*Given exercise*
Work out how many lines of the listing hold "JSON", then state only that count.

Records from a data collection
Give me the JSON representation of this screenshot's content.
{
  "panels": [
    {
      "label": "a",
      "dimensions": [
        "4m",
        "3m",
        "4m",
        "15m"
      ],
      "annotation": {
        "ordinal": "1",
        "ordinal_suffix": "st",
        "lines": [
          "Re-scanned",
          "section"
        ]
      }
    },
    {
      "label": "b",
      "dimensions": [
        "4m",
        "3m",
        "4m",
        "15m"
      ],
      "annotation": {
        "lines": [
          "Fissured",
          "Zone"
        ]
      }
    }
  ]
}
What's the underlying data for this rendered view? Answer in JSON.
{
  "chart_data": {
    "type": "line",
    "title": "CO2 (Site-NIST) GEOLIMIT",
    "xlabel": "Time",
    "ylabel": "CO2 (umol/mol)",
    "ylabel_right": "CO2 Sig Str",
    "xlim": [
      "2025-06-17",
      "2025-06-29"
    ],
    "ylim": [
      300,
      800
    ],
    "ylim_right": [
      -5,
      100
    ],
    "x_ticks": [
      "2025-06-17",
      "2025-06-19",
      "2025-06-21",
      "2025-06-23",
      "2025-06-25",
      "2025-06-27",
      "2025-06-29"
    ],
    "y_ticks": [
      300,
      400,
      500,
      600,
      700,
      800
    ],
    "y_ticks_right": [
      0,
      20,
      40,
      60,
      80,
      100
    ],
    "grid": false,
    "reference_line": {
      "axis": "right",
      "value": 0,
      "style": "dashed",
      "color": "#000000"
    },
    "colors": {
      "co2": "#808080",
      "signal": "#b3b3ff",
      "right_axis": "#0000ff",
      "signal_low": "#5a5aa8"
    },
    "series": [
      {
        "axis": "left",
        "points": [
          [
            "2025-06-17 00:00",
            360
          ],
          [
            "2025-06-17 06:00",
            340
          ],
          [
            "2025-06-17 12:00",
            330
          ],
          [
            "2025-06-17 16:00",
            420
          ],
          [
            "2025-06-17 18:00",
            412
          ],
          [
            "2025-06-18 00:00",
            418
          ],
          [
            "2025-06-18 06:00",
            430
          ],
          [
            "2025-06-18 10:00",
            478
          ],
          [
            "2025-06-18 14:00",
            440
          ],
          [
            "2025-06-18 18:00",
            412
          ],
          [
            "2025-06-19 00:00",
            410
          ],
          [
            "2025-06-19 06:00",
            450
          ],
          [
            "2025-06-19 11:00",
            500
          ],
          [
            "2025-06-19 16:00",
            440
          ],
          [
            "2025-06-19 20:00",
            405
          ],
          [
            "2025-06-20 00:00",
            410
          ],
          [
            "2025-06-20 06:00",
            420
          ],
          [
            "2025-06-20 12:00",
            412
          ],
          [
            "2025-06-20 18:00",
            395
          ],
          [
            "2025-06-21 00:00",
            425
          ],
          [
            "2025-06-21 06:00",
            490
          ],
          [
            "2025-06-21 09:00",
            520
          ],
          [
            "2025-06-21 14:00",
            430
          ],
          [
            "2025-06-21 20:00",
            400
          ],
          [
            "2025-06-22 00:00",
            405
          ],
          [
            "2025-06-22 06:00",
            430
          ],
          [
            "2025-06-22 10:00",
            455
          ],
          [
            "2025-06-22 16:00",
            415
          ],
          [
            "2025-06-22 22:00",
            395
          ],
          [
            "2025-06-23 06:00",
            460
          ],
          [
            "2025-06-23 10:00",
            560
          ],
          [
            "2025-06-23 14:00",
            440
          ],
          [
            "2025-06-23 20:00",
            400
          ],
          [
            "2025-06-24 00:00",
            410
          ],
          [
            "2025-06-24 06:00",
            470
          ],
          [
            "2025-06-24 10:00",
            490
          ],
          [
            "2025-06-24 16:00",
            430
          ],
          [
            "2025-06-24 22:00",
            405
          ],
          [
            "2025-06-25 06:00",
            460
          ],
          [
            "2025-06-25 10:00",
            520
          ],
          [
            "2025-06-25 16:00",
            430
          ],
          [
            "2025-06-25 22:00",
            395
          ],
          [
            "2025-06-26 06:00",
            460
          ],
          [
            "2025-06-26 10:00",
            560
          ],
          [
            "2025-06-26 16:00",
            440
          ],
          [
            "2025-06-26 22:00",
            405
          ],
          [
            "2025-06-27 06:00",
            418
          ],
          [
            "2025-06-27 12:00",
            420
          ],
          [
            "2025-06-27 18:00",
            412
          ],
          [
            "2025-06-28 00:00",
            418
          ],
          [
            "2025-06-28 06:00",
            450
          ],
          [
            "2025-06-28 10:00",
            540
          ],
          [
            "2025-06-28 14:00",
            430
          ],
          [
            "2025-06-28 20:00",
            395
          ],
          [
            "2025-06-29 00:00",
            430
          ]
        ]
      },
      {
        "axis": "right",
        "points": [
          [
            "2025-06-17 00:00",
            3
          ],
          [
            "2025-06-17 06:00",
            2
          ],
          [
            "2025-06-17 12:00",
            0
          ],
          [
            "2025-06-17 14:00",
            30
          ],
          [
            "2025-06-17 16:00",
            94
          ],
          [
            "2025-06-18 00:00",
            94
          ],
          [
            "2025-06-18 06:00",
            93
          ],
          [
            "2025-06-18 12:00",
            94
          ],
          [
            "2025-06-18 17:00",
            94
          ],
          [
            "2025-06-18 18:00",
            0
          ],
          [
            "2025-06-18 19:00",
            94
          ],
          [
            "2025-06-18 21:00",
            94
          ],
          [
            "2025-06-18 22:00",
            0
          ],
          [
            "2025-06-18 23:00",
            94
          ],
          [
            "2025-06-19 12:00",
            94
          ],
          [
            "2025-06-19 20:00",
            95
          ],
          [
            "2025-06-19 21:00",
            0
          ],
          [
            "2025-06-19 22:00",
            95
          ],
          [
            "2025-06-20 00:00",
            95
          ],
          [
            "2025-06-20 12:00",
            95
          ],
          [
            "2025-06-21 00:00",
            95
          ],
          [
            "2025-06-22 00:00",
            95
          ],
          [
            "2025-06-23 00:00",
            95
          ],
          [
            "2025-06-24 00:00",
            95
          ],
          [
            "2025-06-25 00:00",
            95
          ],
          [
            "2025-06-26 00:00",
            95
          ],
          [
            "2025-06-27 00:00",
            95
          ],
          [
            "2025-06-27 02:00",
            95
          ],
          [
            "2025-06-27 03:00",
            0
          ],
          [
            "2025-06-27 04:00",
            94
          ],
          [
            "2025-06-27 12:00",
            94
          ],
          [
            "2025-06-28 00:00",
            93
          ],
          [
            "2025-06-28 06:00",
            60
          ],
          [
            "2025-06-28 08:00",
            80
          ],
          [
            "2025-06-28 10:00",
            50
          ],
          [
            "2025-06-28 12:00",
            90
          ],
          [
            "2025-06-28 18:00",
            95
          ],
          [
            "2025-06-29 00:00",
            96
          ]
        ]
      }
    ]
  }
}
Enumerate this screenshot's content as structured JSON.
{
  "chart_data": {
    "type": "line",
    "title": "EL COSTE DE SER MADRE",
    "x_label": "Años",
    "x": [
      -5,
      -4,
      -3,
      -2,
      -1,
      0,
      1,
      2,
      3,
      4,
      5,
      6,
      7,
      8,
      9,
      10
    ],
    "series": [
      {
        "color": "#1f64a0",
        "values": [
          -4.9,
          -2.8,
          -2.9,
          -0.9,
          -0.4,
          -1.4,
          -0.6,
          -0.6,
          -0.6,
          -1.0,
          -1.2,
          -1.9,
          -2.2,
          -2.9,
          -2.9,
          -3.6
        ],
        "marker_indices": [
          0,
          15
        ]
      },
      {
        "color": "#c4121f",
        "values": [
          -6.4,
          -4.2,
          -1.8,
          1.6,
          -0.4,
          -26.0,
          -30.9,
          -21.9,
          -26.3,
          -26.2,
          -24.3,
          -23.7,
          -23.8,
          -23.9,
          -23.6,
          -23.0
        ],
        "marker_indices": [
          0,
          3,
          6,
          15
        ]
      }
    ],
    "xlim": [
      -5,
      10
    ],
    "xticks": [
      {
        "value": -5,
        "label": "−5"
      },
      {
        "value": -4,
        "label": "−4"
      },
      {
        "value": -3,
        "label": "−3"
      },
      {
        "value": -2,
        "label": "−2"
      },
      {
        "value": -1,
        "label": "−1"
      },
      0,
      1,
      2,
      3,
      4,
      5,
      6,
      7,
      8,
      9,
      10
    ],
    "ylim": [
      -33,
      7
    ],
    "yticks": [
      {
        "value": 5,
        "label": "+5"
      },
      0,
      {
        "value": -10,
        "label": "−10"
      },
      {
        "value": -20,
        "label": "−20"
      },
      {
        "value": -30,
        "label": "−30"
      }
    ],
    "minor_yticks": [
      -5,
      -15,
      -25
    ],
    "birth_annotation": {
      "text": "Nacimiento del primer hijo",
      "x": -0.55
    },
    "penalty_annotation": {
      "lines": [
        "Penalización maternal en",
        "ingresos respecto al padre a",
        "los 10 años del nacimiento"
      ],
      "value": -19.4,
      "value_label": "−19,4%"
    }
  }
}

*Response for this exercise*
3